_The problem:_ Determine how many lines in these records hold "JSON". Only the number is wanted.

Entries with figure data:
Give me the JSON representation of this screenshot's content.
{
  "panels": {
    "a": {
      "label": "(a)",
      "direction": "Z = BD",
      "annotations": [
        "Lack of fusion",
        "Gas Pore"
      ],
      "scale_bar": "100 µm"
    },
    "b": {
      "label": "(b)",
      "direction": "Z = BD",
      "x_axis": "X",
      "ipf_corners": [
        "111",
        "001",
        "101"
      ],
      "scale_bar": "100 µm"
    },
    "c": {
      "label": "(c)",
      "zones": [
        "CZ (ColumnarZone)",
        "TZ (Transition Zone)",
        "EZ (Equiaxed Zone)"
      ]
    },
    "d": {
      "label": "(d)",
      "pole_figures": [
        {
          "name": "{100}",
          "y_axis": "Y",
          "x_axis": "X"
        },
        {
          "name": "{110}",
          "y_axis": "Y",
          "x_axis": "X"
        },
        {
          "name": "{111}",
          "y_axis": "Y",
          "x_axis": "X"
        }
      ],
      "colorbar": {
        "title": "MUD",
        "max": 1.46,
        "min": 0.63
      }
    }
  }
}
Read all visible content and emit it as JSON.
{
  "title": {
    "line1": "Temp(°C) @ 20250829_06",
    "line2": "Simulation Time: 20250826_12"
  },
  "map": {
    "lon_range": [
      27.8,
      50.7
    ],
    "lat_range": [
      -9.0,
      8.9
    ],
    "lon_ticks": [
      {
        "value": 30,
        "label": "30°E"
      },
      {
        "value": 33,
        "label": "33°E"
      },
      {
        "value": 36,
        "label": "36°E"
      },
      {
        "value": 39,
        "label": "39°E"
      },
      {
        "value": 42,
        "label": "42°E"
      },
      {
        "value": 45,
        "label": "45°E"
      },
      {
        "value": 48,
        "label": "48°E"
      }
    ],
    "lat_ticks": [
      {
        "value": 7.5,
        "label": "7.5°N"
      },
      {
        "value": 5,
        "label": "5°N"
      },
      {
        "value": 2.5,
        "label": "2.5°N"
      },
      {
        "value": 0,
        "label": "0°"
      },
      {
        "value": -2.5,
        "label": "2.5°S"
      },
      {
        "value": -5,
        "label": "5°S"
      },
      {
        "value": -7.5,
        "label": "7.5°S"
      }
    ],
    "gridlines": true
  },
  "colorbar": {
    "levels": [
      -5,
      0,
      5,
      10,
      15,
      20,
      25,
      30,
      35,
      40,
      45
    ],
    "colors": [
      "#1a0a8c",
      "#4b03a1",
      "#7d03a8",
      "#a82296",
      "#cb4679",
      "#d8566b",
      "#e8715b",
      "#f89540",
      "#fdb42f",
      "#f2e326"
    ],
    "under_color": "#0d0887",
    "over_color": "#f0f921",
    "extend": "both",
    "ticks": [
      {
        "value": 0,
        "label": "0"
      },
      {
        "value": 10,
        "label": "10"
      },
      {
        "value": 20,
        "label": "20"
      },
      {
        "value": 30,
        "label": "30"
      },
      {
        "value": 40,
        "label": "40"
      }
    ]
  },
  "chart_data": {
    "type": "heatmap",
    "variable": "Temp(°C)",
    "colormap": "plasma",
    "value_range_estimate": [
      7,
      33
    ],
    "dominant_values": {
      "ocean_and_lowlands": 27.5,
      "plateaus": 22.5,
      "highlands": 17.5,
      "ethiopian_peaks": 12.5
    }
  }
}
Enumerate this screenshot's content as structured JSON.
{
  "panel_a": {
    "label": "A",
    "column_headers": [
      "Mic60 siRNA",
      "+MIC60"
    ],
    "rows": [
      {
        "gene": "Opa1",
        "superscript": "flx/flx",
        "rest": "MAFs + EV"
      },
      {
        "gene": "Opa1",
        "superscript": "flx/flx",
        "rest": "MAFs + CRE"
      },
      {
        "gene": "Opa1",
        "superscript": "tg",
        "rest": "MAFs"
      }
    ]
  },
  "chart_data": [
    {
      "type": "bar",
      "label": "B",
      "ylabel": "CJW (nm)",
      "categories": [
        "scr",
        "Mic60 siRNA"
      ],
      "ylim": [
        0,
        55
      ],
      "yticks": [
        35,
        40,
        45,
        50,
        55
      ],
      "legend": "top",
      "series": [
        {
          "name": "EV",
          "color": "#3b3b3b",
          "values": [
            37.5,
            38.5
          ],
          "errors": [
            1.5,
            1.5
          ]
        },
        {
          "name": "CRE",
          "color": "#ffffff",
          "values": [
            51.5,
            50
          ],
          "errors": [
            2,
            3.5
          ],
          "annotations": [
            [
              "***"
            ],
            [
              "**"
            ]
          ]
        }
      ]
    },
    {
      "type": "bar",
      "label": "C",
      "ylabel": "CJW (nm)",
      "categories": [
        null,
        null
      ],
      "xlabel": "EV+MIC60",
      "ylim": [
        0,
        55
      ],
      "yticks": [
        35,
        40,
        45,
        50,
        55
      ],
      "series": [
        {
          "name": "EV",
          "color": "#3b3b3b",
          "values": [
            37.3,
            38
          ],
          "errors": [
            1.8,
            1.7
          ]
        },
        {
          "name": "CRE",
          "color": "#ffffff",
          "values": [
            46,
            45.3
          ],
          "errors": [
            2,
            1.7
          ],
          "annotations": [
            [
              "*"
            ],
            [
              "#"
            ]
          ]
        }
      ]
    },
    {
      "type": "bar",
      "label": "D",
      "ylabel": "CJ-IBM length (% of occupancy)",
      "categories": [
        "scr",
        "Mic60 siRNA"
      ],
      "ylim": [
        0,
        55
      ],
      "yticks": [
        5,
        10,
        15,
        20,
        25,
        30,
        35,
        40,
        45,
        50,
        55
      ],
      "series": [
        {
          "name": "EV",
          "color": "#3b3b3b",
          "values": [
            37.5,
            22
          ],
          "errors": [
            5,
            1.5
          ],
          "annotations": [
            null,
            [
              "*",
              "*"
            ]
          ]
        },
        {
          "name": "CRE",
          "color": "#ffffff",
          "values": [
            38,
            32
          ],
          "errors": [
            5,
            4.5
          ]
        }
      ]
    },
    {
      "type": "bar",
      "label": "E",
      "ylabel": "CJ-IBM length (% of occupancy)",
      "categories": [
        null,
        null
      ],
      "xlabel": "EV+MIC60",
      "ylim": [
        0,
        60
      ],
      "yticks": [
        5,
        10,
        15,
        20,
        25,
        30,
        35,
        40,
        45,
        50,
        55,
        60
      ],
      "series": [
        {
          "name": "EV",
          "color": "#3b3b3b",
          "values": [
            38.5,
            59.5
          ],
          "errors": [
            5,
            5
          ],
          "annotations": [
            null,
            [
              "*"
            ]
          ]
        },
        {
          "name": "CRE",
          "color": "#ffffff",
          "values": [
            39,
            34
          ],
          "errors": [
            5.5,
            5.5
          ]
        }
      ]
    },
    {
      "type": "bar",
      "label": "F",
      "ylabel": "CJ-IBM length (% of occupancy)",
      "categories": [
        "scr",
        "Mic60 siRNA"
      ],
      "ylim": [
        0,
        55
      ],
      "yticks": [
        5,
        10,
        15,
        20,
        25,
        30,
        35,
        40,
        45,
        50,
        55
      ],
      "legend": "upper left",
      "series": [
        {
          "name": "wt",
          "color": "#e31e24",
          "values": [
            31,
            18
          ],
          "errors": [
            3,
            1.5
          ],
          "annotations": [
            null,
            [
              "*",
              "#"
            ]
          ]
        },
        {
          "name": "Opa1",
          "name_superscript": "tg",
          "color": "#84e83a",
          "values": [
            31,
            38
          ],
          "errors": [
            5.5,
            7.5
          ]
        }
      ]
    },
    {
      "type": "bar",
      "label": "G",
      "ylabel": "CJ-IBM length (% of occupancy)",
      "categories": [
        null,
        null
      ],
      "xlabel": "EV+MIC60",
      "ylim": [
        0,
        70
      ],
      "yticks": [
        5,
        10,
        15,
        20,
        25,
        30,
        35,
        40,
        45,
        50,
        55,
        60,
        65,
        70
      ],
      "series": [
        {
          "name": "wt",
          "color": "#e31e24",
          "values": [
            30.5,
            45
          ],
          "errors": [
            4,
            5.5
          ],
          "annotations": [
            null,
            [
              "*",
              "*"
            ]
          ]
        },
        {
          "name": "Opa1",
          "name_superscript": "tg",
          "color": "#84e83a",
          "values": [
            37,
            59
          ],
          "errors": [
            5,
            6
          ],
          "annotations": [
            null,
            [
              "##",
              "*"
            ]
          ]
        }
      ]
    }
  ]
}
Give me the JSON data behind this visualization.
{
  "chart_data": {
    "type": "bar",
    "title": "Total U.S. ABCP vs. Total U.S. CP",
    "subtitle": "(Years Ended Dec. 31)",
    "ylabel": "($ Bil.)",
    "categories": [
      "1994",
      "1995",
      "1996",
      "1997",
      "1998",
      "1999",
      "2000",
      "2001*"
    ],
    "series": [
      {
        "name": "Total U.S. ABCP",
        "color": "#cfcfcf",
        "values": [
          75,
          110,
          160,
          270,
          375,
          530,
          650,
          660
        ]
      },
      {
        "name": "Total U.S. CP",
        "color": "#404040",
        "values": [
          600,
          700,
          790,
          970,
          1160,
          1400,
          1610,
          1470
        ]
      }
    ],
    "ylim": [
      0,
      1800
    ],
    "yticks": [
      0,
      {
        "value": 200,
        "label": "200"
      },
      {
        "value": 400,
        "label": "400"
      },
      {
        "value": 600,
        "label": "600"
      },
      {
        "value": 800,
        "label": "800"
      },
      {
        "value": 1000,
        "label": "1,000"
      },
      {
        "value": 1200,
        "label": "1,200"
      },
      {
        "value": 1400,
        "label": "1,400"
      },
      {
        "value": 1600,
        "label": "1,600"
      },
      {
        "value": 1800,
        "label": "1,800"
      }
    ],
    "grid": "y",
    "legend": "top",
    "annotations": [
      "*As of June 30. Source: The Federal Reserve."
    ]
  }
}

_Finished task:_ 4